Transcribe all the entries word for word, skipping the pictures.

--- Begin ---

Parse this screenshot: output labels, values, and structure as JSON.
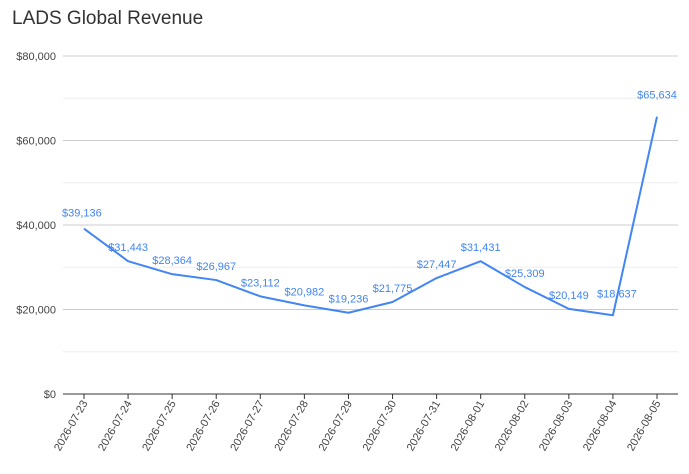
{
  "chart_data": {
    "type": "line",
    "title": "LADS Global Revenue",
    "x": [
      "2026-07-23",
      "2026-07-24",
      "2026-07-25",
      "2026-07-26",
      "2026-07-27",
      "2026-07-28",
      "2026-07-29",
      "2026-07-30",
      "2026-07-31",
      "2026-08-01",
      "2026-08-02",
      "2026-08-03",
      "2026-08-04",
      "2026-08-05"
    ],
    "values": [
      39136,
      31443,
      28364,
      26967,
      23112,
      20982,
      19236,
      21775,
      27447,
      31431,
      25309,
      20149,
      18637,
      65634
    ],
    "data_labels": [
      "$39,136",
      "$31,443",
      "$28,364",
      "$26,967",
      "$23,112",
      "$20,982",
      "$19,236",
      "$21,775",
      "$27,447",
      "$31,431",
      "$25,309",
      "$20,149",
      "$18,637",
      "$65,634"
    ],
    "y_ticks": [
      0,
      20000,
      40000,
      60000,
      80000
    ],
    "y_tick_labels": [
      "$0",
      "$20,000",
      "$40,000",
      "$60,000",
      "$80,000"
    ],
    "ylim": [
      0,
      80000
    ],
    "grid": true,
    "line_color": "#4285f4"
  }
}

--- End ---

● **Solution to the exercise**
Parse this screenshot: output labels, values, and structure as JSON.
{
  "chart_data": {
    "type": "line",
    "title": "LADS Global Revenue",
    "x": [
      "2026-07-23",
      "2026-07-24",
      "2026-07-25",
      "2026-07-26",
      "2026-07-27",
      "2026-07-28",
      "2026-07-29",
      "2026-07-30",
      "2026-07-31",
      "2026-08-01",
      "2026-08-02",
      "2026-08-03",
      "2026-08-04",
      "2026-08-05"
    ],
    "values": [
      39136,
      31443,
      28364,
      26967,
      23112,
      20982,
      19236,
      21775,
      27447,
      31431,
      25309,
      20149,
      18637,
      65634
    ],
    "data_labels": [
      "$39,136",
      "$31,443",
      "$28,364",
      "$26,967",
      "$23,112",
      "$20,982",
      "$19,236",
      "$21,775",
      "$27,447",
      "$31,431",
      "$25,309",
      "$20,149",
      "$18,637",
      "$65,634"
    ],
    "y_ticks": [
      0,
      20000,
      40000,
      60000,
      80000
    ],
    "y_tick_labels": [
      "$0",
      "$20,000",
      "$40,000",
      "$60,000",
      "$80,000"
    ],
    "ylim": [
      0,
      80000
    ],
    "grid": true,
    "line_color": "#4285f4"
  }
}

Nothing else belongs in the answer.